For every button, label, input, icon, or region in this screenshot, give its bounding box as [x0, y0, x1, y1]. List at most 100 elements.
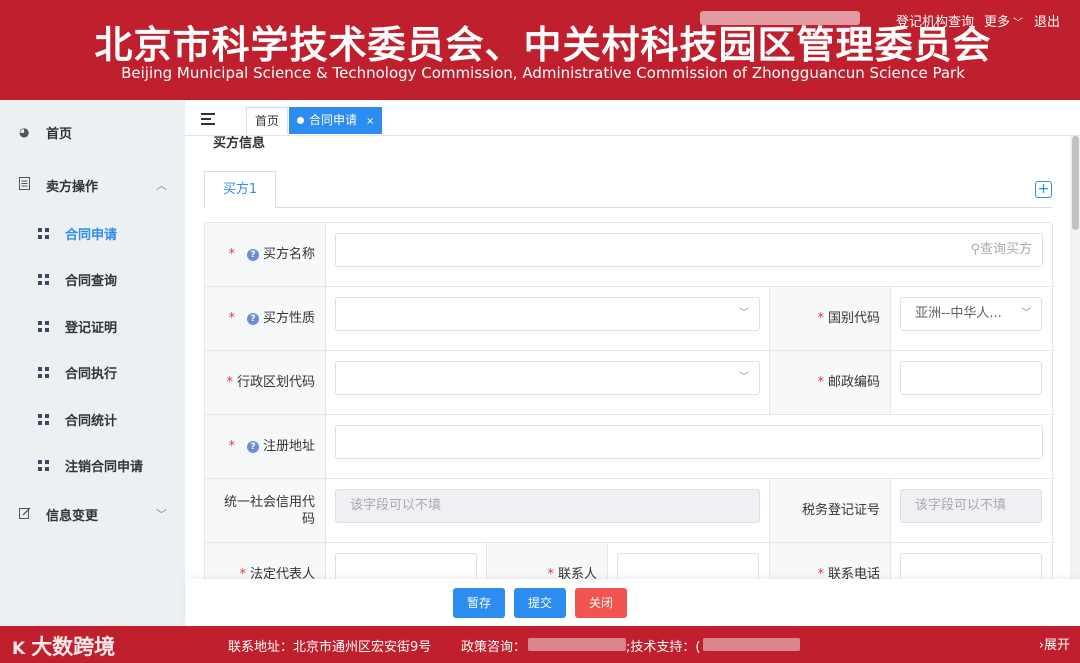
tab-contract-apply[interactable]: 合同申请 ×: [289, 107, 383, 134]
buyer-name-input[interactable]: ⚲查询买方: [335, 233, 1043, 267]
sidebar-item-label: 信息变更: [46, 508, 99, 524]
sidebar-item-label: 登记证明: [65, 320, 118, 336]
search-button[interactable]: ⚲查询买方: [970, 234, 1032, 266]
legal-rep-input[interactable]: [335, 553, 477, 579]
reg-address-label: *? 注册地址: [228, 439, 315, 454]
buyer-nature-label: *? 买方性质: [228, 311, 315, 326]
vertical-scrollbar[interactable]: [1070, 136, 1080, 579]
edit-icon: [19, 507, 31, 522]
expand-toggle[interactable]: ›展开: [1039, 634, 1070, 653]
sidebar-item-label: 首页: [46, 126, 73, 142]
sidebar-item-label: 合同执行: [65, 366, 118, 382]
country-code-select[interactable]: 亚洲--中华人... ﹀: [900, 297, 1042, 331]
tab-divider: [204, 207, 1052, 208]
postal-code-input[interactable]: [900, 361, 1042, 395]
help-icon[interactable]: ?: [246, 248, 259, 261]
buyer-name-label: *? 买方名称: [228, 247, 315, 262]
country-code-label: * 国别代码: [817, 311, 880, 326]
close-button[interactable]: 关闭: [575, 588, 627, 618]
footer-logo: K 大数跨境: [12, 635, 116, 659]
form-label-cell: * 联系电话: [770, 543, 891, 579]
admin-code-select[interactable]: ﹀: [335, 361, 760, 395]
footer-tech-label: ;技术支持：(: [626, 640, 701, 655]
form-label-cell: * 法定代表人: [205, 543, 326, 579]
chevron-down-icon: ﹀: [739, 372, 749, 383]
site-title-en: Beijing Municipal Science & Technology C…: [121, 64, 965, 82]
add-buyer-button[interactable]: +: [1035, 181, 1052, 198]
tax-no-input[interactable]: 该字段可以不填: [900, 489, 1042, 523]
sidebar-item-contract-query[interactable]: 合同查询: [0, 256, 185, 302]
buyer-form: *? 买方名称 ⚲查询买方 *? 买方性质 ﹀ * 国别代码 亚洲--中华人... ﹀ …: [204, 222, 1053, 579]
postal-code-label: * 邮政编码: [817, 375, 880, 390]
footer-policy-label: 政策咨询：: [461, 640, 527, 655]
sidebar-item-registration-cert[interactable]: 登记证明: [0, 303, 185, 349]
form-label-cell: * 邮政编码: [770, 351, 891, 415]
form-value-cell: 该字段可以不填: [326, 479, 770, 543]
sidebar-group-seller-ops[interactable]: 卖方操作 ︿: [0, 162, 185, 208]
sidebar-item-label: 合同申请: [65, 227, 118, 243]
reg-address-input[interactable]: [335, 425, 1043, 459]
redacted-text: [703, 638, 800, 651]
sidebar-item-contract-stats[interactable]: 合同统计: [0, 396, 185, 442]
credit-code-input[interactable]: 该字段可以不填: [335, 489, 760, 523]
sidebar-item-contract-execution[interactable]: 合同执行: [0, 349, 185, 395]
site-header: 北京市科学技术委员会、中关村科技园区管理委员会 Beijing Municipa…: [0, 0, 1080, 100]
save-draft-button[interactable]: 暂存: [453, 588, 505, 618]
active-dot-icon: [297, 117, 304, 124]
sidebar-item-label: 注销合同申请: [65, 459, 144, 475]
site-footer: K 大数跨境 联系地址：北京市通州区宏安街9号 政策咨询： ;技术支持：( ›展开: [0, 626, 1080, 663]
redacted-text: [700, 11, 860, 25]
form-value-cell: 该字段可以不填: [891, 479, 1053, 543]
sidebar: ◕ 首页 卖方操作 ︿ 合同申请 合同查询 登记证明 合同执行 合同统计 注销合…: [0, 100, 185, 626]
logout-link[interactable]: 退出: [1034, 11, 1060, 30]
section-title: 买方信息: [213, 136, 266, 151]
form-label-cell: * 国别代码: [770, 287, 891, 351]
redacted-text: [528, 638, 626, 651]
help-icon[interactable]: ?: [246, 440, 259, 453]
form-value-cell: ﹀: [326, 351, 770, 415]
tab-buyer-1[interactable]: 买方1: [204, 171, 276, 208]
form-label-cell: * 联系人: [487, 543, 608, 579]
more-label: 更多: [984, 15, 1011, 30]
site-title-cn: 北京市科学技术委员会、中关村科技园区管理委员会: [94, 23, 992, 67]
grid-icon: [38, 320, 49, 332]
form-value-cell: [608, 543, 770, 579]
sidebar-item-home[interactable]: ◕ 首页: [0, 109, 185, 155]
help-icon[interactable]: ?: [246, 312, 259, 325]
form-value-cell: [326, 543, 487, 579]
buyer-nature-select[interactable]: ﹀: [335, 297, 760, 331]
close-icon[interactable]: ×: [366, 116, 374, 127]
credit-code-label: 统一社会信用代码: [223, 494, 315, 527]
scrollbar-thumb[interactable]: [1072, 136, 1079, 230]
sidebar-item-contract-apply[interactable]: 合同申请: [0, 210, 185, 256]
chevron-down-icon: ﹀: [739, 308, 749, 319]
form-label-cell: *? 买方性质: [205, 287, 326, 351]
form-value-cell: [326, 415, 1053, 479]
phone-label: * 联系电话: [817, 567, 880, 579]
contact-input[interactable]: [617, 553, 759, 579]
grid-icon: [38, 459, 49, 471]
tab-home[interactable]: 首页: [246, 107, 289, 134]
form-value-cell: ⚲查询买方: [326, 223, 1053, 287]
form-value-cell: 亚洲--中华人... ﹀: [891, 287, 1053, 351]
form-label-cell: *? 注册地址: [205, 415, 326, 479]
sidebar-item-cancel-contract[interactable]: 注销合同申请: [0, 442, 185, 488]
registry-query-link[interactable]: 登记机构查询: [896, 11, 974, 30]
legal-rep-label: * 法定代表人: [239, 567, 315, 579]
phone-input[interactable]: [900, 553, 1042, 579]
tax-no-label: 税务登记证号: [801, 503, 880, 518]
form-value-cell: [891, 543, 1053, 579]
admin-code-label: * 行政区划代码: [226, 375, 315, 390]
more-menu[interactable]: 更多 ﹀: [984, 11, 1023, 30]
menu-toggle-icon[interactable]: [201, 113, 217, 125]
submit-button[interactable]: 提交: [514, 588, 566, 618]
search-icon: ⚲: [970, 242, 980, 257]
sidebar-group-info-change[interactable]: 信息变更 ﹀: [0, 491, 185, 537]
tab-bar: 首页 合同申请 ×: [185, 100, 1080, 136]
sidebar-item-label: 合同统计: [65, 413, 118, 429]
document-icon: [19, 177, 30, 193]
form-value-cell: [891, 351, 1053, 415]
main-content: 买方信息 买方1 + *? 买方名称 ⚲查询买方 *? 买方性质 ﹀ * 国别代码 亚…: [185, 136, 1080, 579]
footer-address: 联系地址：北京市通州区宏安街9号: [228, 640, 432, 655]
grid-icon: [38, 366, 49, 378]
= = = = = = =
# SHORT TASK:
Can you return every line of the items above verbatim, with the pictures left out?

# PROBLEM SOLUTION:
For every button, label, input, icon, or region in this screenshot, give its bounding box as [x0, y0, x1, y1]. List at most 100 elements.
tab-contract-apply[interactable]: 合同申请 ×: [289, 107, 383, 134]
buyer-name-input[interactable]: ⚲查询买方: [335, 233, 1043, 267]
sidebar-item-label: 信息变更: [46, 508, 99, 524]
sidebar-item-label: 登记证明: [65, 320, 118, 336]
search-button[interactable]: ⚲查询买方: [970, 234, 1032, 266]
legal-rep-input[interactable]: [335, 553, 477, 579]
reg-address-label: *? 注册地址: [228, 439, 315, 454]
buyer-nature-label: *? 买方性质: [228, 311, 315, 326]
vertical-scrollbar[interactable]: [1070, 136, 1080, 579]
edit-icon: [19, 507, 31, 522]
expand-toggle[interactable]: ›展开: [1039, 634, 1070, 653]
sidebar-item-label: 首页: [46, 126, 73, 142]
sidebar-item-label: 合同执行: [65, 366, 118, 382]
country-code-select[interactable]: 亚洲--中华人... ﹀: [900, 297, 1042, 331]
tab-divider: [204, 207, 1052, 208]
postal-code-input[interactable]: [900, 361, 1042, 395]
help-icon[interactable]: ?: [246, 248, 259, 261]
buyer-name-label: *? 买方名称: [228, 247, 315, 262]
country-code-label: * 国别代码: [817, 311, 880, 326]
close-button[interactable]: 关闭: [575, 588, 627, 618]
footer-logo: K 大数跨境: [12, 635, 116, 659]
form-label-cell: * 联系电话: [770, 543, 891, 579]
admin-code-select[interactable]: ﹀: [335, 361, 760, 395]
footer-tech-label: ;技术支持：(: [626, 640, 701, 655]
form-label-cell: * 法定代表人: [205, 543, 326, 579]
chevron-down-icon: ﹀: [739, 372, 749, 383]
site-title-en: Beijing Municipal Science & Technology C…: [121, 64, 965, 82]
add-buyer-button[interactable]: +: [1035, 181, 1052, 198]
tax-no-input[interactable]: 该字段可以不填: [900, 489, 1042, 523]
sidebar-item-contract-query[interactable]: 合同查询: [0, 256, 185, 302]
buyer-form: *? 买方名称 ⚲查询买方 *? 买方性质 ﹀ * 国别代码 亚洲--中华人... ﹀ …: [204, 222, 1053, 579]
postal-code-label: * 邮政编码: [817, 375, 880, 390]
footer-policy-label: 政策咨询：: [461, 640, 527, 655]
sidebar-item-registration-cert[interactable]: 登记证明: [0, 303, 185, 349]
form-label-cell: * 邮政编码: [770, 351, 891, 415]
form-value-cell: 该字段可以不填: [326, 479, 770, 543]
sidebar-group-seller-ops[interactable]: 卖方操作 ︿: [0, 162, 185, 208]
sidebar-item-label: 合同申请: [65, 227, 118, 243]
reg-address-input[interactable]: [335, 425, 1043, 459]
redacted-text: [703, 638, 800, 651]
sidebar-item-contract-stats[interactable]: 合同统计: [0, 396, 185, 442]
credit-code-input[interactable]: 该字段可以不填: [335, 489, 760, 523]
sidebar-item-contract-execution[interactable]: 合同执行: [0, 349, 185, 395]
site-header: 北京市科学技术委员会、中关村科技园区管理委员会 Beijing Municipa…: [0, 0, 1080, 100]
save-draft-button[interactable]: 暂存: [453, 588, 505, 618]
active-dot-icon: [297, 117, 304, 124]
sidebar-item-label: 注销合同申请: [65, 459, 144, 475]
site-footer: K 大数跨境 联系地址：北京市通州区宏安街9号 政策咨询： ;技术支持：( ›展开: [0, 626, 1080, 663]
redacted-text: [700, 11, 860, 25]
form-value-cell: 该字段可以不填: [891, 479, 1053, 543]
sidebar: ◕ 首页 卖方操作 ︿ 合同申请 合同查询 登记证明 合同执行 合同统计 注销合…: [0, 100, 185, 626]
logout-link[interactable]: 退出: [1034, 11, 1060, 30]
section-title: 买方信息: [213, 136, 266, 151]
form-label-cell: * 国别代码: [770, 287, 891, 351]
redacted-text: [528, 638, 626, 651]
help-icon[interactable]: ?: [246, 440, 259, 453]
form-value-cell: ﹀: [326, 351, 770, 415]
tab-buyer-1[interactable]: 买方1: [204, 171, 276, 208]
form-label-cell: * 联系人: [487, 543, 608, 579]
more-label: 更多: [984, 15, 1011, 30]
site-title-cn: 北京市科学技术委员会、中关村科技园区管理委员会: [94, 23, 992, 67]
grid-icon: [38, 320, 49, 332]
form-value-cell: [608, 543, 770, 579]
sidebar-item-home[interactable]: ◕ 首页: [0, 109, 185, 155]
help-icon[interactable]: ?: [246, 312, 259, 325]
form-value-cell: [326, 543, 487, 579]
buyer-nature-select[interactable]: ﹀: [335, 297, 760, 331]
close-icon[interactable]: ×: [366, 116, 374, 127]
credit-code-label: 统一社会信用代码: [223, 494, 315, 527]
scrollbar-thumb[interactable]: [1072, 136, 1079, 230]
sidebar-item-contract-apply[interactable]: 合同申请: [0, 210, 185, 256]
chevron-down-icon: ﹀: [739, 308, 749, 319]
form-label-cell: *? 买方性质: [205, 287, 326, 351]
form-value-cell: [326, 415, 1053, 479]
phone-label: * 联系电话: [817, 567, 880, 579]
contact-input[interactable]: [617, 553, 759, 579]
grid-icon: [38, 459, 49, 471]
tab-home[interactable]: 首页: [246, 107, 289, 134]
form-value-cell: ⚲查询买方: [326, 223, 1053, 287]
form-value-cell: 亚洲--中华人... ﹀: [891, 287, 1053, 351]
form-label-cell: *? 注册地址: [205, 415, 326, 479]
sidebar-item-cancel-contract[interactable]: 注销合同申请: [0, 442, 185, 488]
registry-query-link[interactable]: 登记机构查询: [896, 11, 974, 30]
legal-rep-label: * 法定代表人: [239, 567, 315, 579]
phone-input[interactable]: [900, 553, 1042, 579]
tax-no-label: 税务登记证号: [801, 503, 880, 518]
form-value-cell: [891, 543, 1053, 579]
admin-code-label: * 行政区划代码: [226, 375, 315, 390]
more-menu[interactable]: 更多 ﹀: [984, 11, 1023, 30]
menu-toggle-icon[interactable]: [201, 113, 217, 125]
submit-button[interactable]: 提交: [514, 588, 566, 618]
search-icon: ⚲: [970, 242, 980, 257]
sidebar-group-info-change[interactable]: 信息变更 ﹀: [0, 491, 185, 537]
tab-bar: 首页 合同申请 ×: [185, 100, 1080, 136]
sidebar-item-label: 合同统计: [65, 413, 118, 429]
document-icon: [19, 177, 30, 193]
form-value-cell: [891, 351, 1053, 415]
main-content: 买方信息 买方1 + *? 买方名称 ⚲查询买方 *? 买方性质 ﹀ * 国别代码 亚…: [185, 136, 1080, 579]
footer-address: 联系地址：北京市通州区宏安街9号: [228, 640, 432, 655]
grid-icon: [38, 366, 49, 378]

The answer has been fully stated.